┌──

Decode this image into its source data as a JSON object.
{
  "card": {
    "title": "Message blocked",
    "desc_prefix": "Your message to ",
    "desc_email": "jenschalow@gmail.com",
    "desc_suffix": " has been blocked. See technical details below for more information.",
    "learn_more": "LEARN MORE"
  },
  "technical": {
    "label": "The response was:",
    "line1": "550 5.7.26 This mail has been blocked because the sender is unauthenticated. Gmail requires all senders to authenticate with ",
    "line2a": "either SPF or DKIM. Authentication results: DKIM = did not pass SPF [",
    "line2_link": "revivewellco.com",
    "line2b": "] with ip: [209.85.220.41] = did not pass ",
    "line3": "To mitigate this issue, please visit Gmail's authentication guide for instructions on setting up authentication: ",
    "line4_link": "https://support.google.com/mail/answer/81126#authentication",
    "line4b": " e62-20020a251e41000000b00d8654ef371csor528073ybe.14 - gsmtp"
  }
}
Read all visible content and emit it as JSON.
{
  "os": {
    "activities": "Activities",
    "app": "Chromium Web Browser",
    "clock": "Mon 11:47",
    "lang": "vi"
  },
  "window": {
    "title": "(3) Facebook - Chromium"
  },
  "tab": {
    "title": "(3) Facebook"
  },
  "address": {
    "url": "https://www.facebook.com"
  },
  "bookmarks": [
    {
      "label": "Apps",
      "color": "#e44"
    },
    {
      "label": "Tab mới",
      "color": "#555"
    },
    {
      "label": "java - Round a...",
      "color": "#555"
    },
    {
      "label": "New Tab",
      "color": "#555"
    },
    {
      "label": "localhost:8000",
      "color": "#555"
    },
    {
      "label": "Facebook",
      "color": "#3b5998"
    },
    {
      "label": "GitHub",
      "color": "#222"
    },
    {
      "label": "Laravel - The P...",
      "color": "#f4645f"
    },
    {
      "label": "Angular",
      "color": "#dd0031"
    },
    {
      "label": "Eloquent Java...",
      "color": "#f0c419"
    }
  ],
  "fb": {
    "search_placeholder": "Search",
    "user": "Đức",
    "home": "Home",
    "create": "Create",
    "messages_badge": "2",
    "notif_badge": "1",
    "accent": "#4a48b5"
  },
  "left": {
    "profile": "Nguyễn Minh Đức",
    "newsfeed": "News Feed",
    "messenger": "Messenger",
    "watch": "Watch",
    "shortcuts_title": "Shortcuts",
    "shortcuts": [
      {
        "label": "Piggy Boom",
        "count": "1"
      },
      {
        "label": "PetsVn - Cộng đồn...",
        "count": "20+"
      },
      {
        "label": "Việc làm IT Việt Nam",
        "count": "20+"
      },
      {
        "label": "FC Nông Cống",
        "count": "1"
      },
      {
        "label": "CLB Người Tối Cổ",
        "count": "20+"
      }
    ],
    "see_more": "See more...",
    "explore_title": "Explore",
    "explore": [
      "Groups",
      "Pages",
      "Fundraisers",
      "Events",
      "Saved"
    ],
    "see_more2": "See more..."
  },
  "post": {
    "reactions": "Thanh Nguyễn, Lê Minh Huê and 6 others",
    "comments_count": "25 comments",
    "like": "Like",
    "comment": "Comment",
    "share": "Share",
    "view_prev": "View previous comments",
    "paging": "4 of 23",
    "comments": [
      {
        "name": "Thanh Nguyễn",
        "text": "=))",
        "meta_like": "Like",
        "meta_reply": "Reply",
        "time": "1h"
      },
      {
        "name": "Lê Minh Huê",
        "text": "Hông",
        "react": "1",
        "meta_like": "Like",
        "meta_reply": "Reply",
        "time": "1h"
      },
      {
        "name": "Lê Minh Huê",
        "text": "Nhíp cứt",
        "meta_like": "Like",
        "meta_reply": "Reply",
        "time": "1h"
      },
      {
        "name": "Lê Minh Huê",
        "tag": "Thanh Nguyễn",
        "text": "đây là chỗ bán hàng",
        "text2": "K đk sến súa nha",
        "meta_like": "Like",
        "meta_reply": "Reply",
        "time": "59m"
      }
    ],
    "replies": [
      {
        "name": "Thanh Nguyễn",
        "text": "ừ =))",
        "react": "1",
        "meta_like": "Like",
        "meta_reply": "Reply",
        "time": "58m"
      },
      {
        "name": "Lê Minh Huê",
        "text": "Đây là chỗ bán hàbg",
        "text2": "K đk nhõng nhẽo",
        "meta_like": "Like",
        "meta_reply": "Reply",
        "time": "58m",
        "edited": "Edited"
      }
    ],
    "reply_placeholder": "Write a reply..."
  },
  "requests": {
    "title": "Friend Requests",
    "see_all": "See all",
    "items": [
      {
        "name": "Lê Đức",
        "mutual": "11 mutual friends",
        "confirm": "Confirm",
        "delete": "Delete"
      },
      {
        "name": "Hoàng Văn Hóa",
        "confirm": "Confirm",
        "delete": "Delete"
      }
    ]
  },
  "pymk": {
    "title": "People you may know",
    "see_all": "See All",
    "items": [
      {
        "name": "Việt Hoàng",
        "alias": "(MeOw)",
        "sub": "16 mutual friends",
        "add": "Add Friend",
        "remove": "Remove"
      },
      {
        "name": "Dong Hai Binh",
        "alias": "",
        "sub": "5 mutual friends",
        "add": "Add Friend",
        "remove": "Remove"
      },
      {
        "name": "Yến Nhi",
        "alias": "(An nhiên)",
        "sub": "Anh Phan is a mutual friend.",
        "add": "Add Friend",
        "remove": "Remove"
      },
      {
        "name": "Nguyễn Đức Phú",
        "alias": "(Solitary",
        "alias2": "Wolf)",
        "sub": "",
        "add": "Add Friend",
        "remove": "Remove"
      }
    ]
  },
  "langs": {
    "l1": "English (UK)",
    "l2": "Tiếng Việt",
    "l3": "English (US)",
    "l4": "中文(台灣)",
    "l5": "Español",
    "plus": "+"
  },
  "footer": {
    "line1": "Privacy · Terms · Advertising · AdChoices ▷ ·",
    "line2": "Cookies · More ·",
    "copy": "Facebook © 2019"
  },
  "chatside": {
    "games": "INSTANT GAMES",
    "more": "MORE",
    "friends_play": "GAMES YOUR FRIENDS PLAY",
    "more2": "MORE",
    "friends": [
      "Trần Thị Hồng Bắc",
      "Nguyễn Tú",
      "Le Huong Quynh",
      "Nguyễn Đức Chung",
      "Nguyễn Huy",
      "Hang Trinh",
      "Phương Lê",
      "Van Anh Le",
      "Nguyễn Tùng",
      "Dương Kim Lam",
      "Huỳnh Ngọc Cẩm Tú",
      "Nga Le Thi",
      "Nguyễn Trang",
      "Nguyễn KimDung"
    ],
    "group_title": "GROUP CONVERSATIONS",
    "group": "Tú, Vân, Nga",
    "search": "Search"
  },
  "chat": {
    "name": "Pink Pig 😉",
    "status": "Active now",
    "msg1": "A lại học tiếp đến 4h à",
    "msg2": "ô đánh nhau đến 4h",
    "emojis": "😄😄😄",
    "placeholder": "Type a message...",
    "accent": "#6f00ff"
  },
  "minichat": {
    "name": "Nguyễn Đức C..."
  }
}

└──

Your task is to quote the listing above word for word.

Decode this image into its source data as a JSON object.
{
  "card": {
    "title": "Message blocked",
    "desc_prefix": "Your message to ",
    "desc_email": "jenschalow@gmail.com",
    "desc_suffix": " has been blocked. See technical details below for more information.",
    "learn_more": "LEARN MORE"
  },
  "technical": {
    "label": "The response was:",
    "line1": "550 5.7.26 This mail has been blocked because the sender is unauthenticated. Gmail requires all senders to authenticate with ",
    "line2a": "either SPF or DKIM. Authentication results: DKIM = did not pass SPF [",
    "line2_link": "revivewellco.com",
    "line2b": "] with ip: [209.85.220.41] = did not pass ",
    "line3": "To mitigate this issue, please visit Gmail's authentication guide for instructions on setting up authentication: ",
    "line4_link": "https://support.google.com/mail/answer/81126#authentication",
    "line4b": " e62-20020a251e41000000b00d8654ef371csor528073ybe.14 - gsmtp"
  }
}
Read all visible content and emit it as JSON.
{
  "os": {
    "activities": "Activities",
    "app": "Chromium Web Browser",
    "clock": "Mon 11:47",
    "lang": "vi"
  },
  "window": {
    "title": "(3) Facebook - Chromium"
  },
  "tab": {
    "title": "(3) Facebook"
  },
  "address": {
    "url": "https://www.facebook.com"
  },
  "bookmarks": [
    {
      "label": "Apps",
      "color": "#e44"
    },
    {
      "label": "Tab mới",
      "color": "#555"
    },
    {
      "label": "java - Round a...",
      "color": "#555"
    },
    {
      "label": "New Tab",
      "color": "#555"
    },
    {
      "label": "localhost:8000",
      "color": "#555"
    },
    {
      "label": "Facebook",
      "color": "#3b5998"
    },
    {
      "label": "GitHub",
      "color": "#222"
    },
    {
      "label": "Laravel - The P...",
      "color": "#f4645f"
    },
    {
      "label": "Angular",
      "color": "#dd0031"
    },
    {
      "label": "Eloquent Java...",
      "color": "#f0c419"
    }
  ],
  "fb": {
    "search_placeholder": "Search",
    "user": "Đức",
    "home": "Home",
    "create": "Create",
    "messages_badge": "2",
    "notif_badge": "1",
    "accent": "#4a48b5"
  },
  "left": {
    "profile": "Nguyễn Minh Đức",
    "newsfeed": "News Feed",
    "messenger": "Messenger",
    "watch": "Watch",
    "shortcuts_title": "Shortcuts",
    "shortcuts": [
      {
        "label": "Piggy Boom",
        "count": "1"
      },
      {
        "label": "PetsVn - Cộng đồn...",
        "count": "20+"
      },
      {
        "label": "Việc làm IT Việt Nam",
        "count": "20+"
      },
      {
        "label": "FC Nông Cống",
        "count": "1"
      },
      {
        "label": "CLB Người Tối Cổ",
        "count": "20+"
      }
    ],
    "see_more": "See more...",
    "explore_title": "Explore",
    "explore": [
      "Groups",
      "Pages",
      "Fundraisers",
      "Events",
      "Saved"
    ],
    "see_more2": "See more..."
  },
  "post": {
    "reactions": "Thanh Nguyễn, Lê Minh Huê and 6 others",
    "comments_count": "25 comments",
    "like": "Like",
    "comment": "Comment",
    "share": "Share",
    "view_prev": "View previous comments",
    "paging": "4 of 23",
    "comments": [
      {
        "name": "Thanh Nguyễn",
        "text": "=))",
        "meta_like": "Like",
        "meta_reply": "Reply",
        "time": "1h"
      },
      {
        "name": "Lê Minh Huê",
        "text": "Hông",
        "react": "1",
        "meta_like": "Like",
        "meta_reply": "Reply",
        "time": "1h"
      },
      {
        "name": "Lê Minh Huê",
        "text": "Nhíp cứt",
        "meta_like": "Like",
        "meta_reply": "Reply",
        "time": "1h"
      },
      {
        "name": "Lê Minh Huê",
        "tag": "Thanh Nguyễn",
        "text": "đây là chỗ bán hàng",
        "text2": "K đk sến súa nha",
        "meta_like": "Like",
        "meta_reply": "Reply",
        "time": "59m"
      }
    ],
    "replies": [
      {
        "name": "Thanh Nguyễn",
        "text": "ừ =))",
        "react": "1",
        "meta_like": "Like",
        "meta_reply": "Reply",
        "time": "58m"
      },
      {
        "name": "Lê Minh Huê",
        "text": "Đây là chỗ bán hàbg",
        "text2": "K đk nhõng nhẽo",
        "meta_like": "Like",
        "meta_reply": "Reply",
        "time": "58m",
        "edited": "Edited"
      }
    ],
    "reply_placeholder": "Write a reply..."
  },
  "requests": {
    "title": "Friend Requests",
    "see_all": "See all",
    "items": [
      {
        "name": "Lê Đức",
        "mutual": "11 mutual friends",
        "confirm": "Confirm",
        "delete": "Delete"
      },
      {
        "name": "Hoàng Văn Hóa",
        "confirm": "Confirm",
        "delete": "Delete"
      }
    ]
  },
  "pymk": {
    "title": "People you may know",
    "see_all": "See All",
    "items": [
      {
        "name": "Việt Hoàng",
        "alias": "(MeOw)",
        "sub": "16 mutual friends",
        "add": "Add Friend",
        "remove": "Remove"
      },
      {
        "name": "Dong Hai Binh",
        "alias": "",
        "sub": "5 mutual friends",
        "add": "Add Friend",
        "remove": "Remove"
      },
      {
        "name": "Yến Nhi",
        "alias": "(An nhiên)",
        "sub": "Anh Phan is a mutual friend.",
        "add": "Add Friend",
        "remove": "Remove"
      },
      {
        "name": "Nguyễn Đức Phú",
        "alias": "(Solitary",
        "alias2": "Wolf)",
        "sub": "",
        "add": "Add Friend",
        "remove": "Remove"
      }
    ]
  },
  "langs": {
    "l1": "English (UK)",
    "l2": "Tiếng Việt",
    "l3": "English (US)",
    "l4": "中文(台灣)",
    "l5": "Español",
    "plus": "+"
  },
  "footer": {
    "line1": "Privacy · Terms · Advertising · AdChoices ▷ ·",
    "line2": "Cookies · More ·",
    "copy": "Facebook © 2019"
  },
  "chatside": {
    "games": "INSTANT GAMES",
    "more": "MORE",
    "friends_play": "GAMES YOUR FRIENDS PLAY",
    "more2": "MORE",
    "friends": [
      "Trần Thị Hồng Bắc",
      "Nguyễn Tú",
      "Le Huong Quynh",
      "Nguyễn Đức Chung",
      "Nguyễn Huy",
      "Hang Trinh",
      "Phương Lê",
      "Van Anh Le",
      "Nguyễn Tùng",
      "Dương Kim Lam",
      "Huỳnh Ngọc Cẩm Tú",
      "Nga Le Thi",
      "Nguyễn Trang",
      "Nguyễn KimDung"
    ],
    "group_title": "GROUP CONVERSATIONS",
    "group": "Tú, Vân, Nga",
    "search": "Search"
  },
  "chat": {
    "name": "Pink Pig 😉",
    "status": "Active now",
    "msg1": "A lại học tiếp đến 4h à",
    "msg2": "ô đánh nhau đến 4h",
    "emojis": "😄😄😄",
    "placeholder": "Type a message...",
    "accent": "#6f00ff"
  },
  "minichat": {
    "name": "Nguyễn Đức C..."
  }
}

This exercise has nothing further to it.